Exercise description | Find how many lines in the material contain "Sectors"; your answer should be that number alone.

Given data |

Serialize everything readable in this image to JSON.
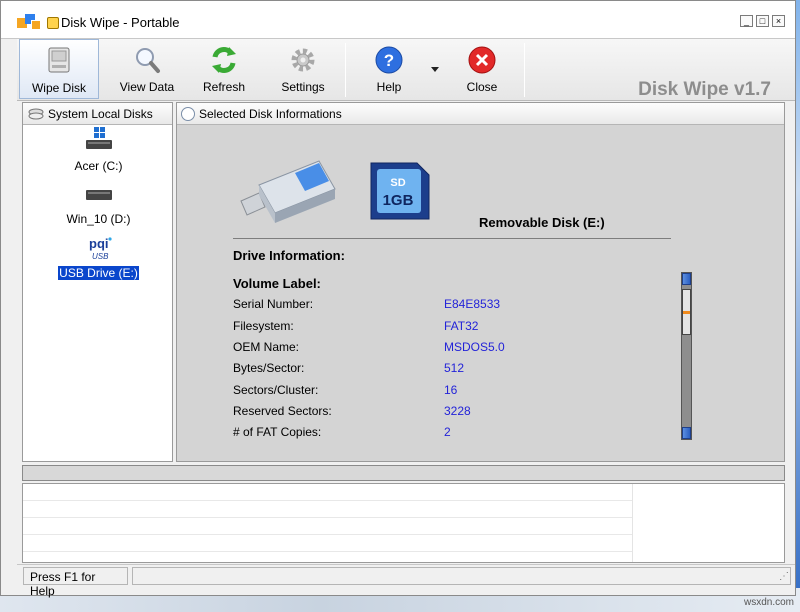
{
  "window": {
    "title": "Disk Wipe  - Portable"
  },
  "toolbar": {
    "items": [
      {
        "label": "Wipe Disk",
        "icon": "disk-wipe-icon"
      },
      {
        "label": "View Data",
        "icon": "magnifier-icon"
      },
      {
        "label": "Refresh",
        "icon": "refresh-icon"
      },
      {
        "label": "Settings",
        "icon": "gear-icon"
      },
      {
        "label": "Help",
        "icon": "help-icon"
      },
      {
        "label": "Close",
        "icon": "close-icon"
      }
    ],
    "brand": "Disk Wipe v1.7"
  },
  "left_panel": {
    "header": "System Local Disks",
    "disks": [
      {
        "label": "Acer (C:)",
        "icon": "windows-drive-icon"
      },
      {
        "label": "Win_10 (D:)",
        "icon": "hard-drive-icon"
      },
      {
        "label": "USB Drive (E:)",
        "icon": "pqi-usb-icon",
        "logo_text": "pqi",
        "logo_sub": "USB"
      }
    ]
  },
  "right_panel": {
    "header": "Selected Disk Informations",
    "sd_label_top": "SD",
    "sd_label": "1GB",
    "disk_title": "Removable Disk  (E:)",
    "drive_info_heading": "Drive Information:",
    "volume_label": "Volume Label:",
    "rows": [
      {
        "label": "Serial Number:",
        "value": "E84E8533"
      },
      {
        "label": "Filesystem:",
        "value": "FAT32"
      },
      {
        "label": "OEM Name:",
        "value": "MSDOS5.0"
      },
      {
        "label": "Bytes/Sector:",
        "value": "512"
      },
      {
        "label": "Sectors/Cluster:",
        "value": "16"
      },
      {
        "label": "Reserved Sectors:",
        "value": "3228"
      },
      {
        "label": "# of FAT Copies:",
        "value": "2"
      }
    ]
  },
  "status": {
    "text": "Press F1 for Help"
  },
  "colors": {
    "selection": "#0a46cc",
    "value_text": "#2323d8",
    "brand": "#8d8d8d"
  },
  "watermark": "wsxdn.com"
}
* * *
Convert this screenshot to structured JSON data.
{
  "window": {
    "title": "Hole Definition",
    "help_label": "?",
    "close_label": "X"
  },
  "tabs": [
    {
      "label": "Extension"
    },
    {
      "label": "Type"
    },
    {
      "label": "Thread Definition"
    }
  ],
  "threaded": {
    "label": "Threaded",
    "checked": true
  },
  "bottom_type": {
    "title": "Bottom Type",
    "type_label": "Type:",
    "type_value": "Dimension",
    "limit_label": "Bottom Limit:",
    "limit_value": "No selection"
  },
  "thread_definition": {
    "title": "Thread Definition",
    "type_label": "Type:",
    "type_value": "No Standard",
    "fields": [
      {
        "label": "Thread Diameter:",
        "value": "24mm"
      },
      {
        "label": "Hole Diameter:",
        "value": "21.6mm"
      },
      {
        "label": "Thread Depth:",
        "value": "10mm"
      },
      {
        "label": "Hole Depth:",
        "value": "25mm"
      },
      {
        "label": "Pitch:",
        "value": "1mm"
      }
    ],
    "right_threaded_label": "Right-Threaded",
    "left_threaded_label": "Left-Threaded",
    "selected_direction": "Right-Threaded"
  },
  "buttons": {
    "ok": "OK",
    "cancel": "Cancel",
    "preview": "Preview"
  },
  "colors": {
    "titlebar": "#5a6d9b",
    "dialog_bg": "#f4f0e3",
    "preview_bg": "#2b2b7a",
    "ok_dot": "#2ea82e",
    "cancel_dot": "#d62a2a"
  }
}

Answer to the task | 2